EXERCISE DETAILS:
Transcribe the entries exactly; images are not part of the copy.

start EXCERPTED RECORDS

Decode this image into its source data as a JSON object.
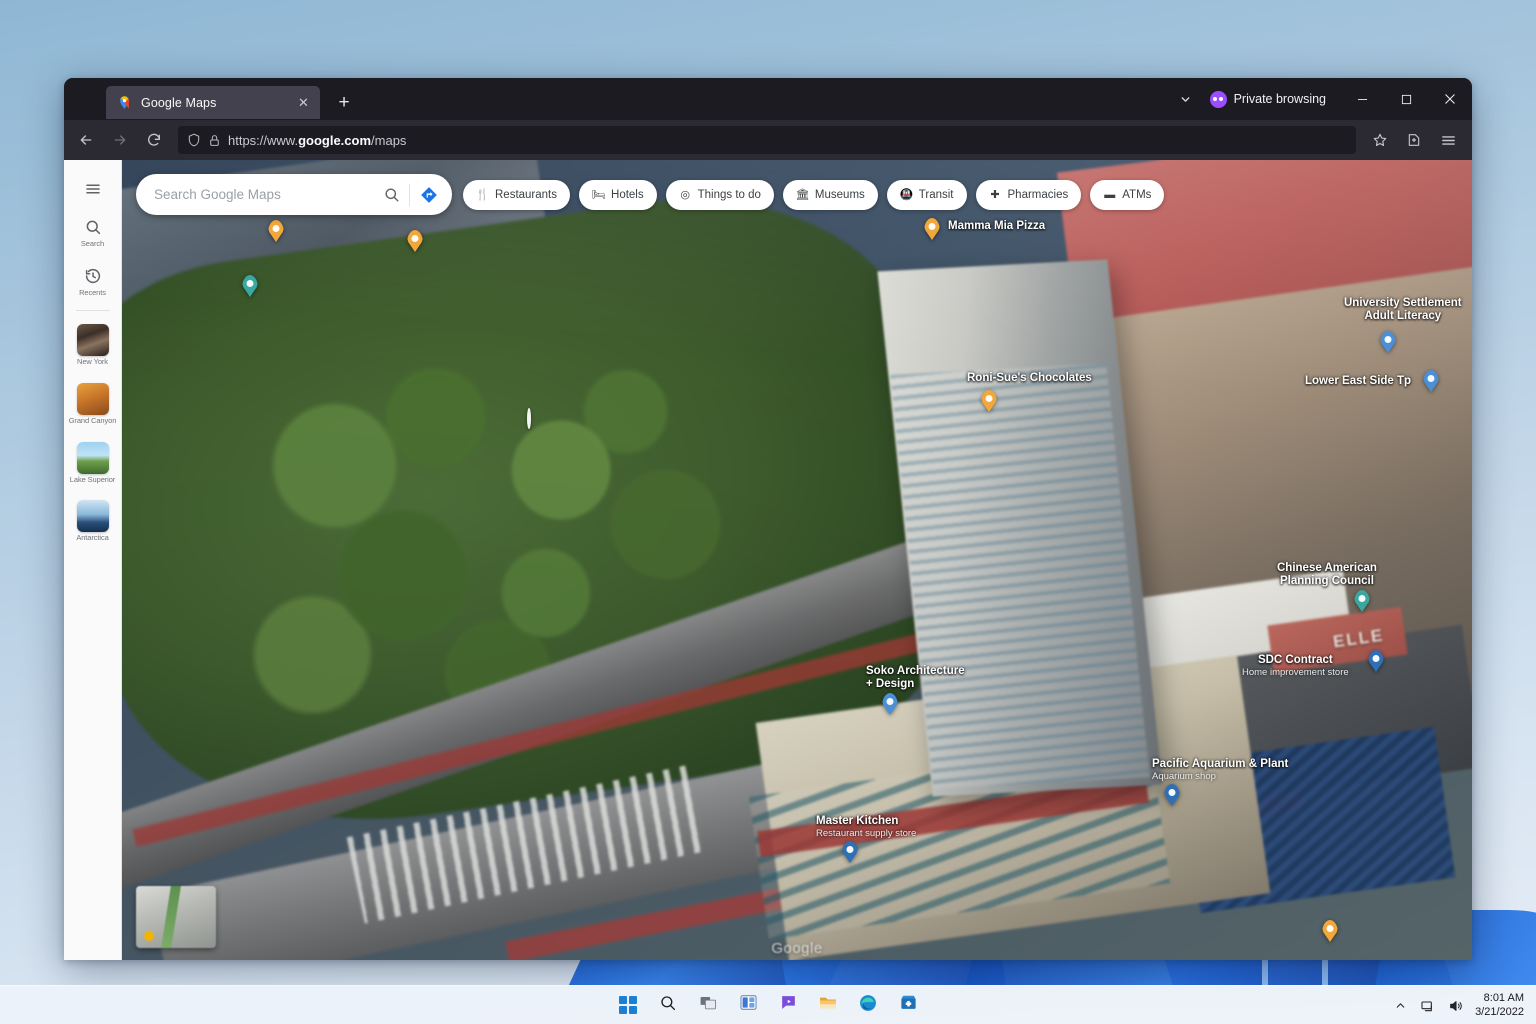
{
  "browser": {
    "name": "Firefox",
    "tab": {
      "title": "Google Maps",
      "favicon": "google-maps-favicon",
      "close_label": "✕"
    },
    "newtab_label": "+",
    "private_badge": {
      "label": "Private browsing",
      "icon": "mask-icon"
    },
    "window_controls": {
      "minimize": "—",
      "maximize": "▢",
      "close": "✕",
      "list_all_tabs": "⌄"
    },
    "nav": {
      "back": "←",
      "forward": "→",
      "reload": "⟳"
    },
    "url": {
      "prefix": "https://www.",
      "domain": "google.com",
      "suffix": "/maps",
      "shield_icon": "shield-icon",
      "lock_icon": "lock-icon"
    },
    "toolbar_right": {
      "bookmark": "star-icon",
      "extensions": "extensions-icon",
      "menu": "hamburger-icon"
    }
  },
  "maps": {
    "search": {
      "placeholder": "Search Google Maps",
      "value": "",
      "search_icon": "search-icon",
      "directions_icon": "directions-icon"
    },
    "chips": [
      {
        "label": "Restaurants",
        "icon": "restaurant-icon"
      },
      {
        "label": "Hotels",
        "icon": "hotel-icon"
      },
      {
        "label": "Things to do",
        "icon": "ticket-icon"
      },
      {
        "label": "Museums",
        "icon": "museum-icon"
      },
      {
        "label": "Transit",
        "icon": "transit-icon"
      },
      {
        "label": "Pharmacies",
        "icon": "pharmacy-icon"
      },
      {
        "label": "ATMs",
        "icon": "atm-icon"
      }
    ],
    "rail": [
      {
        "label": "",
        "icon": "hamburger-icon",
        "kind": "glyph"
      },
      {
        "label": "Search",
        "icon": "search-icon",
        "kind": "glyph"
      },
      {
        "label": "Recents",
        "icon": "history-icon",
        "kind": "glyph"
      },
      {
        "label": "New York",
        "icon": "thumbnail-nyc",
        "kind": "thumb"
      },
      {
        "label": "Grand Canyon",
        "icon": "thumbnail-grand-canyon",
        "kind": "thumb"
      },
      {
        "label": "Lake Superior",
        "icon": "thumbnail-lake-superior",
        "kind": "thumb"
      },
      {
        "label": "Antarctica",
        "icon": "thumbnail-antarctica",
        "kind": "thumb"
      }
    ],
    "pois": [
      {
        "name": "Roni-Sue's Chocolates",
        "sub": "",
        "pin": "org"
      },
      {
        "name": "Mamma Mia Pizza",
        "sub": "",
        "pin": "org"
      },
      {
        "name": "University Settlement",
        "sub": "Adult Literacy",
        "pin": "blue"
      },
      {
        "name": "Lower East Side Tp",
        "sub": "",
        "pin": "blue"
      },
      {
        "name": "Chinese American",
        "sub": "Planning Council",
        "pin": "teal"
      },
      {
        "name": "SDC Contract",
        "sub": "Home improvement store",
        "pin": "navy"
      },
      {
        "name": "Pacific Aquarium & Plant",
        "sub": "Aquarium shop",
        "pin": "navy"
      },
      {
        "name": "Soko Architecture",
        "sub": "+ Design",
        "pin": "blue"
      },
      {
        "name": "Master Kitchen",
        "sub": "Restaurant supply store",
        "pin": "navy"
      }
    ],
    "building_sign": "ELLE",
    "watermark": "Google",
    "street_view_label": "street-view-thumbnail"
  },
  "taskbar": {
    "icons": [
      {
        "name": "start-button",
        "label": "Start"
      },
      {
        "name": "search-button",
        "label": "Search"
      },
      {
        "name": "task-view-button",
        "label": "Task View"
      },
      {
        "name": "widgets-button",
        "label": "Widgets"
      },
      {
        "name": "chat-button",
        "label": "Chat"
      },
      {
        "name": "file-explorer-button",
        "label": "File Explorer"
      },
      {
        "name": "edge-button",
        "label": "Microsoft Edge"
      },
      {
        "name": "store-button",
        "label": "Microsoft Store"
      }
    ],
    "tray": {
      "overflow": "⌃",
      "network": "network-icon",
      "volume": "volume-icon"
    },
    "clock": {
      "time": "8:01 AM",
      "date": "3/21/2022"
    }
  },
  "colors": {
    "firefox_chrome": "#2b2a33",
    "firefox_tabstrip": "#1c1b22",
    "private_purple": "#9b4dff",
    "google_blue": "#1a73e8",
    "taskbar": "#eef3fa"
  }
}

end EXCERPTED RECORDS

ANSWER TO THIS TASK:
Decode this image into its source data as a JSON object.
{
  "browser": {
    "name": "Firefox",
    "tab": {
      "title": "Google Maps",
      "favicon": "google-maps-favicon",
      "close_label": "✕"
    },
    "newtab_label": "+",
    "private_badge": {
      "label": "Private browsing",
      "icon": "mask-icon"
    },
    "window_controls": {
      "minimize": "—",
      "maximize": "▢",
      "close": "✕",
      "list_all_tabs": "⌄"
    },
    "nav": {
      "back": "←",
      "forward": "→",
      "reload": "⟳"
    },
    "url": {
      "prefix": "https://www.",
      "domain": "google.com",
      "suffix": "/maps",
      "shield_icon": "shield-icon",
      "lock_icon": "lock-icon"
    },
    "toolbar_right": {
      "bookmark": "star-icon",
      "extensions": "extensions-icon",
      "menu": "hamburger-icon"
    }
  },
  "maps": {
    "search": {
      "placeholder": "Search Google Maps",
      "value": "",
      "search_icon": "search-icon",
      "directions_icon": "directions-icon"
    },
    "chips": [
      {
        "label": "Restaurants",
        "icon": "restaurant-icon"
      },
      {
        "label": "Hotels",
        "icon": "hotel-icon"
      },
      {
        "label": "Things to do",
        "icon": "ticket-icon"
      },
      {
        "label": "Museums",
        "icon": "museum-icon"
      },
      {
        "label": "Transit",
        "icon": "transit-icon"
      },
      {
        "label": "Pharmacies",
        "icon": "pharmacy-icon"
      },
      {
        "label": "ATMs",
        "icon": "atm-icon"
      }
    ],
    "rail": [
      {
        "label": "",
        "icon": "hamburger-icon",
        "kind": "glyph"
      },
      {
        "label": "Search",
        "icon": "search-icon",
        "kind": "glyph"
      },
      {
        "label": "Recents",
        "icon": "history-icon",
        "kind": "glyph"
      },
      {
        "label": "New York",
        "icon": "thumbnail-nyc",
        "kind": "thumb"
      },
      {
        "label": "Grand Canyon",
        "icon": "thumbnail-grand-canyon",
        "kind": "thumb"
      },
      {
        "label": "Lake Superior",
        "icon": "thumbnail-lake-superior",
        "kind": "thumb"
      },
      {
        "label": "Antarctica",
        "icon": "thumbnail-antarctica",
        "kind": "thumb"
      }
    ],
    "pois": [
      {
        "name": "Roni-Sue's Chocolates",
        "sub": "",
        "pin": "org"
      },
      {
        "name": "Mamma Mia Pizza",
        "sub": "",
        "pin": "org"
      },
      {
        "name": "University Settlement",
        "sub": "Adult Literacy",
        "pin": "blue"
      },
      {
        "name": "Lower East Side Tp",
        "sub": "",
        "pin": "blue"
      },
      {
        "name": "Chinese American",
        "sub": "Planning Council",
        "pin": "teal"
      },
      {
        "name": "SDC Contract",
        "sub": "Home improvement store",
        "pin": "navy"
      },
      {
        "name": "Pacific Aquarium & Plant",
        "sub": "Aquarium shop",
        "pin": "navy"
      },
      {
        "name": "Soko Architecture",
        "sub": "+ Design",
        "pin": "blue"
      },
      {
        "name": "Master Kitchen",
        "sub": "Restaurant supply store",
        "pin": "navy"
      }
    ],
    "building_sign": "ELLE",
    "watermark": "Google",
    "street_view_label": "street-view-thumbnail"
  },
  "taskbar": {
    "icons": [
      {
        "name": "start-button",
        "label": "Start"
      },
      {
        "name": "search-button",
        "label": "Search"
      },
      {
        "name": "task-view-button",
        "label": "Task View"
      },
      {
        "name": "widgets-button",
        "label": "Widgets"
      },
      {
        "name": "chat-button",
        "label": "Chat"
      },
      {
        "name": "file-explorer-button",
        "label": "File Explorer"
      },
      {
        "name": "edge-button",
        "label": "Microsoft Edge"
      },
      {
        "name": "store-button",
        "label": "Microsoft Store"
      }
    ],
    "tray": {
      "overflow": "⌃",
      "network": "network-icon",
      "volume": "volume-icon"
    },
    "clock": {
      "time": "8:01 AM",
      "date": "3/21/2022"
    }
  },
  "colors": {
    "firefox_chrome": "#2b2a33",
    "firefox_tabstrip": "#1c1b22",
    "private_purple": "#9b4dff",
    "google_blue": "#1a73e8",
    "taskbar": "#eef3fa"
  }
}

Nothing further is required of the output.